Exercise objective
Without the images, write out the whole listing exactly.
--- Dataset records ---
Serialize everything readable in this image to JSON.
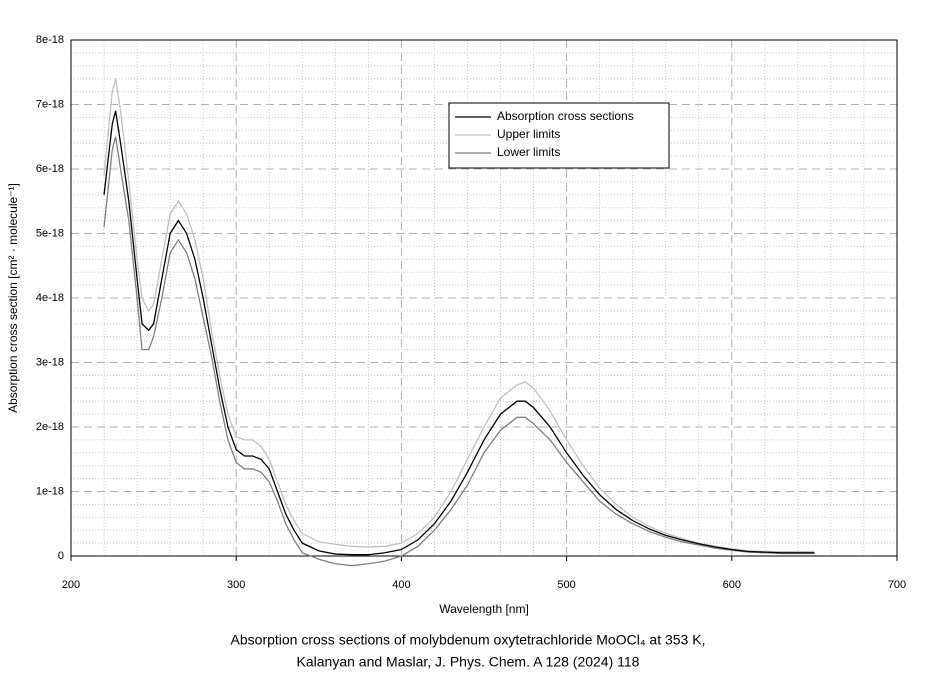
{
  "chart_data": {
    "type": "line",
    "x_label": "Wavelength [nm]",
    "y_label": "Absorption cross section [cm² · molecule⁻¹]",
    "caption": [
      "Absorption cross sections of molybdenum oxytetrachloride MoOCl₄ at 353 K,",
      "Kalanyan and Maslar, J. Phys. Chem. A 128 (2024) 118"
    ],
    "x": [
      220,
      225,
      227,
      230,
      235,
      240,
      243,
      247,
      250,
      255,
      260,
      265,
      270,
      275,
      280,
      285,
      290,
      295,
      300,
      305,
      310,
      315,
      320,
      325,
      330,
      335,
      340,
      350,
      360,
      370,
      380,
      390,
      400,
      410,
      420,
      430,
      440,
      450,
      460,
      470,
      475,
      480,
      490,
      500,
      510,
      520,
      530,
      540,
      550,
      560,
      570,
      580,
      590,
      600,
      610,
      620,
      630,
      640,
      650
    ],
    "series": [
      {
        "name": "Absorption cross sections",
        "color": "#000000",
        "values": [
          5.6e-18,
          6.7e-18,
          6.9e-18,
          6.4e-18,
          5.5e-18,
          4.3e-18,
          3.6e-18,
          3.5e-18,
          3.6e-18,
          4.3e-18,
          5e-18,
          5.2e-18,
          5e-18,
          4.6e-18,
          4e-18,
          3.3e-18,
          2.6e-18,
          2e-18,
          1.65e-18,
          1.55e-18,
          1.55e-18,
          1.5e-18,
          1.35e-18,
          1e-18,
          6.5e-19,
          4e-19,
          2e-19,
          8e-20,
          3e-20,
          2e-20,
          2e-20,
          5e-20,
          1e-19,
          2.5e-19,
          5e-19,
          8.5e-19,
          1.3e-18,
          1.8e-18,
          2.2e-18,
          2.4e-18,
          2.4e-18,
          2.3e-18,
          2e-18,
          1.6e-18,
          1.25e-18,
          9.5e-19,
          7.2e-19,
          5.5e-19,
          4.2e-19,
          3.2e-19,
          2.5e-19,
          1.9e-19,
          1.4e-19,
          1e-19,
          7e-20,
          6e-20,
          5e-20,
          5e-20,
          5e-20
        ]
      },
      {
        "name": "Upper limits",
        "color": "#c0c0c0",
        "values": [
          5.9e-18,
          7.2e-18,
          7.4e-18,
          6.9e-18,
          5.8e-18,
          4.6e-18,
          4e-18,
          3.8e-18,
          3.9e-18,
          4.6e-18,
          5.3e-18,
          5.5e-18,
          5.3e-18,
          4.9e-18,
          4.3e-18,
          3.5e-18,
          2.8e-18,
          2.2e-18,
          1.85e-18,
          1.8e-18,
          1.8e-18,
          1.7e-18,
          1.5e-18,
          1.15e-18,
          8e-19,
          5.5e-19,
          3.5e-19,
          2.2e-19,
          1.8e-19,
          1.5e-19,
          1.4e-19,
          1.5e-19,
          2e-19,
          3.5e-19,
          6e-19,
          1e-18,
          1.5e-18,
          2e-18,
          2.45e-18,
          2.65e-18,
          2.7e-18,
          2.6e-18,
          2.25e-18,
          1.8e-18,
          1.4e-18,
          1.05e-18,
          8e-19,
          6e-19,
          4.6e-19,
          3.5e-19,
          2.7e-19,
          2e-19,
          1.5e-19,
          1.1e-19,
          8e-20,
          7e-20,
          7e-20,
          7e-20,
          7e-20
        ]
      },
      {
        "name": "Lower limits",
        "color": "#808080",
        "values": [
          5.1e-18,
          6.3e-18,
          6.5e-18,
          6e-18,
          5.2e-18,
          4e-18,
          3.2e-18,
          3.2e-18,
          3.4e-18,
          4e-18,
          4.7e-18,
          4.9e-18,
          4.7e-18,
          4.3e-18,
          3.7e-18,
          3.1e-18,
          2.4e-18,
          1.8e-18,
          1.45e-18,
          1.35e-18,
          1.35e-18,
          1.3e-18,
          1.15e-18,
          8.5e-19,
          5e-19,
          2.5e-19,
          5e-20,
          -5e-20,
          -1.2e-19,
          -1.5e-19,
          -1.2e-19,
          -8e-20,
          0,
          1.5e-19,
          4e-19,
          7.2e-19,
          1.1e-18,
          1.6e-18,
          1.95e-18,
          2.15e-18,
          2.15e-18,
          2.05e-18,
          1.8e-18,
          1.45e-18,
          1.15e-18,
          8.5e-19,
          6.5e-19,
          5e-19,
          3.8e-19,
          2.9e-19,
          2.2e-19,
          1.7e-19,
          1.2e-19,
          9e-20,
          6e-20,
          5e-20,
          4e-20,
          4e-20,
          4e-20
        ]
      }
    ],
    "xlim": [
      200,
      700
    ],
    "xticks": [
      200,
      300,
      400,
      500,
      600,
      700
    ],
    "ylim": [
      0,
      8e-18
    ],
    "yticks": [
      0,
      1e-18,
      2e-18,
      3e-18,
      4e-18,
      5e-18,
      6e-18,
      7e-18,
      8e-18
    ],
    "grid": true,
    "legend": "upper right"
  }
}
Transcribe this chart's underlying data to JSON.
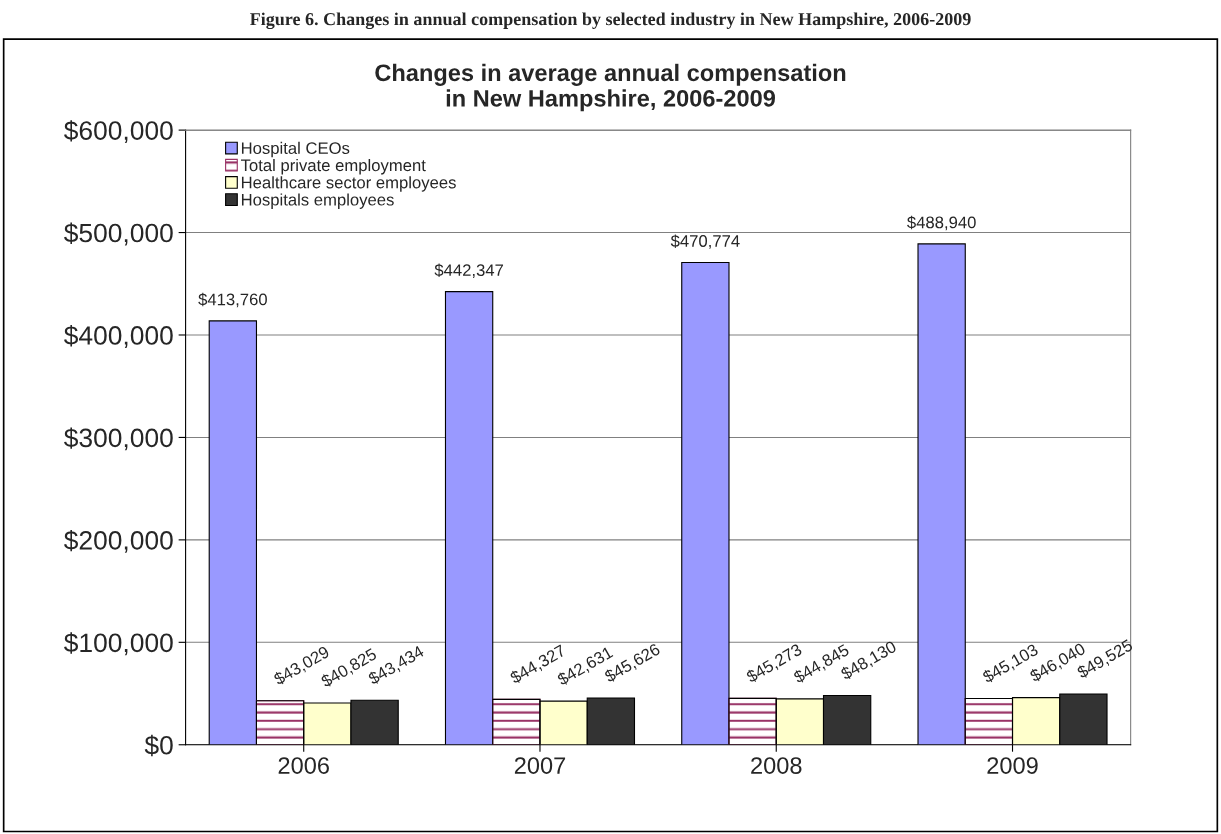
{
  "chart_data": {
    "type": "bar",
    "title": "Changes in average annual compensation\nin New Hampshire, 2006-2009",
    "annotations": [
      "Figure 6. Changes in annual compensation by selected industry in New Hampshire, 2006-2009"
    ],
    "categories": [
      "2006",
      "2007",
      "2008",
      "2009"
    ],
    "series": [
      {
        "name": "Hospital CEOs",
        "color": "#9999ff",
        "values": [
          413760,
          442347,
          470774,
          488940
        ],
        "value_labels": [
          "$413,760",
          "$442,347",
          "$470,774",
          "$488,940"
        ]
      },
      {
        "name": "Total private employment",
        "color": "#993366",
        "values": [
          43029,
          44327,
          45273,
          45103
        ],
        "value_labels": [
          "$43,029",
          "$44,327",
          "$45,273",
          "$45,103"
        ]
      },
      {
        "name": "Healthcare sector employees",
        "color": "#ffffcc",
        "values": [
          40825,
          42631,
          44845,
          46040
        ],
        "value_labels": [
          "$40,825",
          "$42,631",
          "$44,845",
          "$46,040"
        ]
      },
      {
        "name": "Hospitals employees",
        "color": "#333333",
        "values": [
          43434,
          45626,
          48130,
          49525
        ],
        "value_labels": [
          "$43,434",
          "$45,626",
          "$48,130",
          "$49,525"
        ]
      }
    ],
    "ylim": [
      0,
      600000
    ],
    "yticks": [
      {
        "value": 0,
        "label": "$0"
      },
      {
        "value": 100000,
        "label": "$100,000"
      },
      {
        "value": 200000,
        "label": "$200,000"
      },
      {
        "value": 300000,
        "label": "$300,000"
      },
      {
        "value": 400000,
        "label": "$400,000"
      },
      {
        "value": 500000,
        "label": "$500,000"
      },
      {
        "value": 600000,
        "label": "$600,000"
      }
    ],
    "grid": "y",
    "legend": "top left"
  }
}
---
Response to the exercise
Serialize everything readable in this image to JSON.
{
  "chart_data": {
    "type": "line",
    "x_label": "Wavelength [nm]",
    "y_label": "Absorption cross section [cm² · molecule⁻¹]",
    "caption": [
      "Absorption cross sections of molybdenum oxytetrachloride MoOCl₄ at 353 K,",
      "Kalanyan and Maslar, J. Phys. Chem. A 128 (2024) 118"
    ],
    "x": [
      220,
      225,
      227,
      230,
      235,
      240,
      243,
      247,
      250,
      255,
      260,
      265,
      270,
      275,
      280,
      285,
      290,
      295,
      300,
      305,
      310,
      315,
      320,
      325,
      330,
      335,
      340,
      350,
      360,
      370,
      380,
      390,
      400,
      410,
      420,
      430,
      440,
      450,
      460,
      470,
      475,
      480,
      490,
      500,
      510,
      520,
      530,
      540,
      550,
      560,
      570,
      580,
      590,
      600,
      610,
      620,
      630,
      640,
      650
    ],
    "series": [
      {
        "name": "Absorption cross sections",
        "color": "#000000",
        "values": [
          5.6e-18,
          6.7e-18,
          6.9e-18,
          6.4e-18,
          5.5e-18,
          4.3e-18,
          3.6e-18,
          3.5e-18,
          3.6e-18,
          4.3e-18,
          5e-18,
          5.2e-18,
          5e-18,
          4.6e-18,
          4e-18,
          3.3e-18,
          2.6e-18,
          2e-18,
          1.65e-18,
          1.55e-18,
          1.55e-18,
          1.5e-18,
          1.35e-18,
          1e-18,
          6.5e-19,
          4e-19,
          2e-19,
          8e-20,
          3e-20,
          2e-20,
          2e-20,
          5e-20,
          1e-19,
          2.5e-19,
          5e-19,
          8.5e-19,
          1.3e-18,
          1.8e-18,
          2.2e-18,
          2.4e-18,
          2.4e-18,
          2.3e-18,
          2e-18,
          1.6e-18,
          1.25e-18,
          9.5e-19,
          7.2e-19,
          5.5e-19,
          4.2e-19,
          3.2e-19,
          2.5e-19,
          1.9e-19,
          1.4e-19,
          1e-19,
          7e-20,
          6e-20,
          5e-20,
          5e-20,
          5e-20
        ]
      },
      {
        "name": "Upper limits",
        "color": "#c0c0c0",
        "values": [
          5.9e-18,
          7.2e-18,
          7.4e-18,
          6.9e-18,
          5.8e-18,
          4.6e-18,
          4e-18,
          3.8e-18,
          3.9e-18,
          4.6e-18,
          5.3e-18,
          5.5e-18,
          5.3e-18,
          4.9e-18,
          4.3e-18,
          3.5e-18,
          2.8e-18,
          2.2e-18,
          1.85e-18,
          1.8e-18,
          1.8e-18,
          1.7e-18,
          1.5e-18,
          1.15e-18,
          8e-19,
          5.5e-19,
          3.5e-19,
          2.2e-19,
          1.8e-19,
          1.5e-19,
          1.4e-19,
          1.5e-19,
          2e-19,
          3.5e-19,
          6e-19,
          1e-18,
          1.5e-18,
          2e-18,
          2.45e-18,
          2.65e-18,
          2.7e-18,
          2.6e-18,
          2.25e-18,
          1.8e-18,
          1.4e-18,
          1.05e-18,
          8e-19,
          6e-19,
          4.6e-19,
          3.5e-19,
          2.7e-19,
          2e-19,
          1.5e-19,
          1.1e-19,
          8e-20,
          7e-20,
          7e-20,
          7e-20,
          7e-20
        ]
      },
      {
        "name": "Lower limits",
        "color": "#808080",
        "values": [
          5.1e-18,
          6.3e-18,
          6.5e-18,
          6e-18,
          5.2e-18,
          4e-18,
          3.2e-18,
          3.2e-18,
          3.4e-18,
          4e-18,
          4.7e-18,
          4.9e-18,
          4.7e-18,
          4.3e-18,
          3.7e-18,
          3.1e-18,
          2.4e-18,
          1.8e-18,
          1.45e-18,
          1.35e-18,
          1.35e-18,
          1.3e-18,
          1.15e-18,
          8.5e-19,
          5e-19,
          2.5e-19,
          5e-20,
          -5e-20,
          -1.2e-19,
          -1.5e-19,
          -1.2e-19,
          -8e-20,
          0,
          1.5e-19,
          4e-19,
          7.2e-19,
          1.1e-18,
          1.6e-18,
          1.95e-18,
          2.15e-18,
          2.15e-18,
          2.05e-18,
          1.8e-18,
          1.45e-18,
          1.15e-18,
          8.5e-19,
          6.5e-19,
          5e-19,
          3.8e-19,
          2.9e-19,
          2.2e-19,
          1.7e-19,
          1.2e-19,
          9e-20,
          6e-20,
          5e-20,
          4e-20,
          4e-20,
          4e-20
        ]
      }
    ],
    "xlim": [
      200,
      700
    ],
    "xticks": [
      200,
      300,
      400,
      500,
      600,
      700
    ],
    "ylim": [
      0,
      8e-18
    ],
    "yticks": [
      0,
      1e-18,
      2e-18,
      3e-18,
      4e-18,
      5e-18,
      6e-18,
      7e-18,
      8e-18
    ],
    "grid": true,
    "legend": "upper right"
  }
}
Transcribe this chart's underlying data to JSON.
{
  "chart_data": {
    "type": "bar",
    "title": "Changes in average annual compensation\nin New Hampshire, 2006-2009",
    "annotations": [
      "Figure 6. Changes in annual compensation by selected industry in New Hampshire, 2006-2009"
    ],
    "categories": [
      "2006",
      "2007",
      "2008",
      "2009"
    ],
    "series": [
      {
        "name": "Hospital CEOs",
        "color": "#9999ff",
        "values": [
          413760,
          442347,
          470774,
          488940
        ],
        "value_labels": [
          "$413,760",
          "$442,347",
          "$470,774",
          "$488,940"
        ]
      },
      {
        "name": "Total private employment",
        "color": "#993366",
        "values": [
          43029,
          44327,
          45273,
          45103
        ],
        "value_labels": [
          "$43,029",
          "$44,327",
          "$45,273",
          "$45,103"
        ]
      },
      {
        "name": "Healthcare sector employees",
        "color": "#ffffcc",
        "values": [
          40825,
          42631,
          44845,
          46040
        ],
        "value_labels": [
          "$40,825",
          "$42,631",
          "$44,845",
          "$46,040"
        ]
      },
      {
        "name": "Hospitals employees",
        "color": "#333333",
        "values": [
          43434,
          45626,
          48130,
          49525
        ],
        "value_labels": [
          "$43,434",
          "$45,626",
          "$48,130",
          "$49,525"
        ]
      }
    ],
    "ylim": [
      0,
      600000
    ],
    "yticks": [
      {
        "value": 0,
        "label": "$0"
      },
      {
        "value": 100000,
        "label": "$100,000"
      },
      {
        "value": 200000,
        "label": "$200,000"
      },
      {
        "value": 300000,
        "label": "$300,000"
      },
      {
        "value": 400000,
        "label": "$400,000"
      },
      {
        "value": 500000,
        "label": "$500,000"
      },
      {
        "value": 600000,
        "label": "$600,000"
      }
    ],
    "grid": "y",
    "legend": "top left"
  }
}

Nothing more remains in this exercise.